Aumenta la tensión entre Irán y Arabia Saudita

La ejecución del prominente clérigo chií Nimr al-Nimr en Arabia Saudita desató la ira de los iraníes y de su líder supremo, el ayatolá Alí Jamenei.

La muerte del clérigo va más allá de la ejecución de un acusado de terrorismo, es una afrenta a los chiíes por parte de los sunitas, que enfrenta a las dos ramas del Islam.

Por lo que el líder iraní condenó este domingo la ejecución señalando que al-Nimr, "ni invitó a la gente a tomar las armas ni albergaba tramas ocultas. Lo único que hizo fueron críticas públicas”.


Sin lugar a dudas, la injusta derrama de la sangre de este mártir inocente actuará de forma rápida y los políticos saudíes se enfrentarán a un castigo divino", dijo Jamenei en su página web oficial.

El líder supremo iraní asimismo criticó con dureza "el silencio de los reclamantes de libertad, democracia y de derechos humanos" y su apoyo, en referencia al apoyos de Estados Unidos al gobierno de Riad.

Por su parte, el presidente iraní, Hassan Rohani, calificó de "injustificable" el ataque de grupos de manifestantes a la embajada y el consulado de Arabia Saudita anoche en Teherán y en la ciudad santa de Mashhad.

Rohani, en un comunicado difundido en su pagina web oficial, anunció que el asaltó que "causó daños a la embajada y el consulado de Arabia Saudí que, legitima y legalmente deben estar bajo la protección de la República Islámica de Irán, no es justificable de ningún modo".

Antes que nada se considera un insulto al régimen y perjudicial para la reputación de la República Islámica de Irán", dijo Rohaní, quien aseguró que las autoridades harán frente a este acto.
Todas las autoridades del régimen, están determinadas a hacer frente a estos actos delictivos", añadió el jefe del Ejecutivo iraní.

La ejecución de al-Nimr no solo ha provocado fuertes reacciones en la provincia oriental de Arabia Saudita, sino también en toda la región y especialmente en Irán, lo que agrava aún más el conflicto sectario entre chiíes y suníes.

Ayer por la noche grupos de manifestantes en Teherán y la ciudad de Mashhad atacaron e incendiaron la Embajada y el consulado saudí en protesta por la ejecución en Arabia Saudita de al Nimr, destacado líder chií, junto a otras 46 personas.

◆ **Información**:
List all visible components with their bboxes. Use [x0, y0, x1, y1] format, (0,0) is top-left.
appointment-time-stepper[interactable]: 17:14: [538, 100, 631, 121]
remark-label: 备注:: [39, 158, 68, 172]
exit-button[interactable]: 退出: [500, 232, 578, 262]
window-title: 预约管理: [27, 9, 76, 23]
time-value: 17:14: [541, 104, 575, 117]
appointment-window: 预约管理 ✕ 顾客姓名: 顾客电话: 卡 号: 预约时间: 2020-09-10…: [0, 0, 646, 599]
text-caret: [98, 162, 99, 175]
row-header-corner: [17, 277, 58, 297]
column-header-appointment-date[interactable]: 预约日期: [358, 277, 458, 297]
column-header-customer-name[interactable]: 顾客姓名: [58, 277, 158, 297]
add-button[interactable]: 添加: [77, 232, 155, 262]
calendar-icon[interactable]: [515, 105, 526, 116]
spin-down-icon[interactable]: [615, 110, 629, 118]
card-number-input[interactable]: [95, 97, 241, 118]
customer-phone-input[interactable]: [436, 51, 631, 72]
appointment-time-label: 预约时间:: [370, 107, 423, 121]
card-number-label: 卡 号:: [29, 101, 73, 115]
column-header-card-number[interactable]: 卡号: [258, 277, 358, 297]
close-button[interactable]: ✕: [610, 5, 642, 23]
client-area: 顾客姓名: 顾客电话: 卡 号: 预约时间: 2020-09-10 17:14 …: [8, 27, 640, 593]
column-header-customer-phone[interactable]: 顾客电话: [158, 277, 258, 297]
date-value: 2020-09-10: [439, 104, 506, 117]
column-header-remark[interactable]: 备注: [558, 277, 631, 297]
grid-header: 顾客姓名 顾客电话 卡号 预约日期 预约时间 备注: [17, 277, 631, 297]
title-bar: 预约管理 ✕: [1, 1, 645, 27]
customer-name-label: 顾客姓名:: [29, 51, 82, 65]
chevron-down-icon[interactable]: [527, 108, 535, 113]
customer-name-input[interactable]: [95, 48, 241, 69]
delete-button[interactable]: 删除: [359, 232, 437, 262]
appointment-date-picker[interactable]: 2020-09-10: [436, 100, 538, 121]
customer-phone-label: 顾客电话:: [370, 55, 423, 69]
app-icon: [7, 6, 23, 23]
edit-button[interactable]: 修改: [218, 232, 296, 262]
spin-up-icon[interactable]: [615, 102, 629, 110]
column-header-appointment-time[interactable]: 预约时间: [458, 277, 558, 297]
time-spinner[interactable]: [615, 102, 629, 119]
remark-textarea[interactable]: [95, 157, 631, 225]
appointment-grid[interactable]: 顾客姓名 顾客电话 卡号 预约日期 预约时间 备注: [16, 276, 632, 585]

◆ **Tareas**:
1. Indica si cada afirmación coincide con el extracto y cita las palabras que lo deciden: (a) Jamenei hizo sus declaraciones en su página web oficial. (b) Rohani consideró justificado el ataque a la embajada y al consulado saudíes. (c) Al-Nimr fue ejecutado junto con otras personas.
2. Según el extracto, ¿en qué ciudad, además de Teherán, atacaron los manifestantes una sede diplomática saudí?

◆ **Respuestas por tarea**:
1.
(a) Sí: "dijo Jamenei en su página web oficial".
(b) No: "no es justificable de ningún modo".
(c) Sí: "junto a otras 46 personas".

2. En la ciudad santa de Mashhad.